A culminância da edição 2026 do Projeto Trabalho, Justiça e Cidadania (TJC) em parceria com o Projeto Pescar reuniu nesta segunda-feira (3), no Hub do Projeto Pescar, em Porto Alegre (RS), estudantes, magistrados e educadores para apresentar os trabalhos desenvolvidos ao longo da iniciativa. O evento marcou o encerramento das atividades do programa, promovido nacionalmente pela Associação Nacional dos Magistrados da Justiça do Trabalho (Anamatra) e coordenado no Rio Grande do Sul pela Associação dos Magistrados da Justiça do Trabalho da 4ª Região (Amatra IV).
Ao longo de cinco encontros, 128 jovens aprendizes do Ensino Fundamental, a partir do 7° ano, e Ensino Médio participaram de atividades voltadas à formação cidadã, com conteúdos sobre direitos fundamentais, direitos trabalhistas e democracia. Como etapa final do projeto, os participantes desenvolveram apresentações inspiradas nos temas debatidos durante as aulas, demonstrando o conhecimento adquirido e sua aplicação em situações do cotidiano.

> [DADOS DE ENTRADA]:
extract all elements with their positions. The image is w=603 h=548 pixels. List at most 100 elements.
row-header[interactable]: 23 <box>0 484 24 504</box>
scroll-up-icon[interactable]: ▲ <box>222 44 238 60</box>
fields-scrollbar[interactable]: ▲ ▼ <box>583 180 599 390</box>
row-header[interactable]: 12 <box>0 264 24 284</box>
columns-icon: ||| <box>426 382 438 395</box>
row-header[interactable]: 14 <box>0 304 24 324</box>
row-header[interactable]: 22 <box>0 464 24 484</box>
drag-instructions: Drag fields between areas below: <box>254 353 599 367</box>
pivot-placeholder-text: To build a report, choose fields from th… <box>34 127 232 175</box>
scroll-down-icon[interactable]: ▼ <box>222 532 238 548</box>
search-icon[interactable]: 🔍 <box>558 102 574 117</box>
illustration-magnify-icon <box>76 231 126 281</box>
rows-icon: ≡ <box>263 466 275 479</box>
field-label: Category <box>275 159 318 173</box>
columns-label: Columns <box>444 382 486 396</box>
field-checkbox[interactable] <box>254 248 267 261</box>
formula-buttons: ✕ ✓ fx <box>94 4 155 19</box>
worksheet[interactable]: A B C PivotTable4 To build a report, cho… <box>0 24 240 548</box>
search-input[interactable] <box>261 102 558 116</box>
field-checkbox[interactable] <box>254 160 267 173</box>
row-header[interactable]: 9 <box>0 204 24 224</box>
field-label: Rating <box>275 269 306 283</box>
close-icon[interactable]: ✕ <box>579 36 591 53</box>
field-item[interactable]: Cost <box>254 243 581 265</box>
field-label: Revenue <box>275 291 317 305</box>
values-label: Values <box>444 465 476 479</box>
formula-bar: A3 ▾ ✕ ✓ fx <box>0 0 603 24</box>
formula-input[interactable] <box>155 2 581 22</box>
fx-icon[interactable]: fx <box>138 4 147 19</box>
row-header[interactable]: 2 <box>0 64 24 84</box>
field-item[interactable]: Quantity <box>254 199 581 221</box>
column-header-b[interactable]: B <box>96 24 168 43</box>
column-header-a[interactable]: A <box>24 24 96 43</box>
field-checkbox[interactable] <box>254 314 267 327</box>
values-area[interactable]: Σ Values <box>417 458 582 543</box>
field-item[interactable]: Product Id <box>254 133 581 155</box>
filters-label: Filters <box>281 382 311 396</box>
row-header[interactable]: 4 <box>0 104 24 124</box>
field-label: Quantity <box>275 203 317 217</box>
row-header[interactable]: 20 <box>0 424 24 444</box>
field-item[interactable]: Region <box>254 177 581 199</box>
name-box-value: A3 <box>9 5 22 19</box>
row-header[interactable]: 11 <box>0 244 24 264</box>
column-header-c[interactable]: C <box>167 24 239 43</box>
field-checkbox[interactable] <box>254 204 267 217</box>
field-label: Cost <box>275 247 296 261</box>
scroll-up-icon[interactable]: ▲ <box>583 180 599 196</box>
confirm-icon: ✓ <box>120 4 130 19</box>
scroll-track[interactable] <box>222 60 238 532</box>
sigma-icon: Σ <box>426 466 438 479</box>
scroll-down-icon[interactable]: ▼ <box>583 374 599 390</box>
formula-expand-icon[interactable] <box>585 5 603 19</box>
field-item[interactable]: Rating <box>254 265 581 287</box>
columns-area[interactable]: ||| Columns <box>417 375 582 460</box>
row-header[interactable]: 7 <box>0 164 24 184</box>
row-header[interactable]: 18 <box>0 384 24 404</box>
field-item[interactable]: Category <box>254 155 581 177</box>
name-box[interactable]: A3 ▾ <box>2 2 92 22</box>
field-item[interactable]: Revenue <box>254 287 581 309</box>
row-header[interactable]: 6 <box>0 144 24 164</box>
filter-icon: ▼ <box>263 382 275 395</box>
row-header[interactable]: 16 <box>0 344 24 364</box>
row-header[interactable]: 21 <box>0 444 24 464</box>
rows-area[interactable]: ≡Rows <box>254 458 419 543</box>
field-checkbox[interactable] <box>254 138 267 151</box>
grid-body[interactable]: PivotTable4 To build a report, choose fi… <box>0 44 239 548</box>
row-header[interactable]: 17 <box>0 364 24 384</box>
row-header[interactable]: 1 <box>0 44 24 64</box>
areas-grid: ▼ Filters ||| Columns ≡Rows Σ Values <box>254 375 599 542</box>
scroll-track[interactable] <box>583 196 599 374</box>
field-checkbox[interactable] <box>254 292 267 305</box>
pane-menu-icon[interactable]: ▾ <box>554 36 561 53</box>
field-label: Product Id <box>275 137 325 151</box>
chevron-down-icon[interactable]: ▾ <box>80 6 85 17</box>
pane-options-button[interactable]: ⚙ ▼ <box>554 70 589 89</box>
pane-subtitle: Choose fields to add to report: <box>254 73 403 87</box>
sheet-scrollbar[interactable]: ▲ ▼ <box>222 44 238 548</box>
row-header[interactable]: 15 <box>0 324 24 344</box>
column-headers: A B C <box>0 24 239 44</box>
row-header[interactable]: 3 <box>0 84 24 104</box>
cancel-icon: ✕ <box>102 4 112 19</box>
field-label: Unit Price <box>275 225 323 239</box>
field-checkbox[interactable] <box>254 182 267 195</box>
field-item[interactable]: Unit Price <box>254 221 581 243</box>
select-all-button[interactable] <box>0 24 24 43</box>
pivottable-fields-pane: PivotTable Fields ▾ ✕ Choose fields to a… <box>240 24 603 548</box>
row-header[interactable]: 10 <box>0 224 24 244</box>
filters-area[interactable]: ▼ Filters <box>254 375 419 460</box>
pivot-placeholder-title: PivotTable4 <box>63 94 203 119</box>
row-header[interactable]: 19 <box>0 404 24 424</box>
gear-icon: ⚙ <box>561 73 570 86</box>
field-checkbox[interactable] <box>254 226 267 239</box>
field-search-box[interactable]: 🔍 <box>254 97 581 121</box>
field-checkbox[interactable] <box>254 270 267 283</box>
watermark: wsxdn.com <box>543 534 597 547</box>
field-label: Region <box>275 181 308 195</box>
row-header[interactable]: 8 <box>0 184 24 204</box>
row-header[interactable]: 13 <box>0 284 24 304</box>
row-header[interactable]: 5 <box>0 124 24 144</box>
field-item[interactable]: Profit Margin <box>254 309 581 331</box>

> [ENUNCIADO DA TAREFA]: Segundo o texto sobre o Projeto Trabalho, Justiça e Cidadania, quantos jovens aprendizes participaram das atividades e ao longo de quantos encontros?

> [RESOLUÇÃO COMENTADA]: Participaram 128 jovens aprendizes, ao longo de cinco encontros.